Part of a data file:
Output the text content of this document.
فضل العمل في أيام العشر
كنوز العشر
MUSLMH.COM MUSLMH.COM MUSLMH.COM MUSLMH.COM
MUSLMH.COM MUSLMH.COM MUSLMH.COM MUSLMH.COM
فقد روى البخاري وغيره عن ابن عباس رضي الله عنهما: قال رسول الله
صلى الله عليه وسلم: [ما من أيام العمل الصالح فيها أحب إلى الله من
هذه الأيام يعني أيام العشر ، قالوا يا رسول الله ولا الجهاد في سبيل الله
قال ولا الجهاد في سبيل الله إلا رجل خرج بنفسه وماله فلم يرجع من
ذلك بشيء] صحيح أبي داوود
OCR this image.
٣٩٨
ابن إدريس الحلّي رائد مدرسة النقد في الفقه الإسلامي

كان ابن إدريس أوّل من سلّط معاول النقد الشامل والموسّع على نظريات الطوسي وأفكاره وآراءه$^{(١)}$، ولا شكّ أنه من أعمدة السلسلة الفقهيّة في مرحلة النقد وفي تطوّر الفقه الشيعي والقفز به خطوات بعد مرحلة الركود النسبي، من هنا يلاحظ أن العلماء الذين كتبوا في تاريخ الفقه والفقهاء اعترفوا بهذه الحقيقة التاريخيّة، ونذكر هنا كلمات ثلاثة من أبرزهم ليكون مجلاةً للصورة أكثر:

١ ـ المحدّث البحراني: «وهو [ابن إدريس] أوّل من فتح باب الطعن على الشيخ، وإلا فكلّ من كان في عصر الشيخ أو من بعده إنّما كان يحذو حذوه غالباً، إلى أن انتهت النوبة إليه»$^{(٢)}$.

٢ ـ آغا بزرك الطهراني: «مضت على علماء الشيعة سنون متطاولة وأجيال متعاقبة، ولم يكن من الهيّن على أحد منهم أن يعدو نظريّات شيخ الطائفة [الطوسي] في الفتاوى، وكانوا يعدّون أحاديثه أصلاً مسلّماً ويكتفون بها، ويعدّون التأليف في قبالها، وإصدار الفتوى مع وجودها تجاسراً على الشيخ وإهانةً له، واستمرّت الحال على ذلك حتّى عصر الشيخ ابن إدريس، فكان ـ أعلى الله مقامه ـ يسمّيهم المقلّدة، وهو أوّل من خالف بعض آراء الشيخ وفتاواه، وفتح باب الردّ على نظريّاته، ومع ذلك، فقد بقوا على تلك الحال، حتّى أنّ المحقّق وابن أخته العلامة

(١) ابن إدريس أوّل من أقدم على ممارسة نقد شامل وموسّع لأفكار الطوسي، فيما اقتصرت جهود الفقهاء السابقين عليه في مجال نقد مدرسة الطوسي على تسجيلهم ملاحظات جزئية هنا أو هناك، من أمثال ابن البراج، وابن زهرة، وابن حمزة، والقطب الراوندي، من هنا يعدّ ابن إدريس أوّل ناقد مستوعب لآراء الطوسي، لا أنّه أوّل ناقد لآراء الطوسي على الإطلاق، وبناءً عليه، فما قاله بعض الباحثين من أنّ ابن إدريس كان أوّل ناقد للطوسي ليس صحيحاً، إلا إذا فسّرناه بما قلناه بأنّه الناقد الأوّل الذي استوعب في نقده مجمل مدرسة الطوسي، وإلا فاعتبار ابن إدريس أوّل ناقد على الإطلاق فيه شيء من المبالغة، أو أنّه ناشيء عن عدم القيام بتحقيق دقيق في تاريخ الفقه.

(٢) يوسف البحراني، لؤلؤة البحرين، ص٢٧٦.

WHAT NEEDS TO BE DONE ▸
From the entries above, copy every line containing the word "البحراني".

FULL OUTPUT ▸
١ ـ المحدّث البحراني: «وهو [ابن إدريس] أوّل من فتح باب الطعن على الشيخ، وإلا فكلّ من كان في عصر الشيخ أو من بعده إنّما كان يحذو حذوه غالباً، إلى أن انتهت النوبة إليه»$^{(٢)}$.
(٢) يوسف البحراني، لؤلؤة البحرين، ص٢٧٦.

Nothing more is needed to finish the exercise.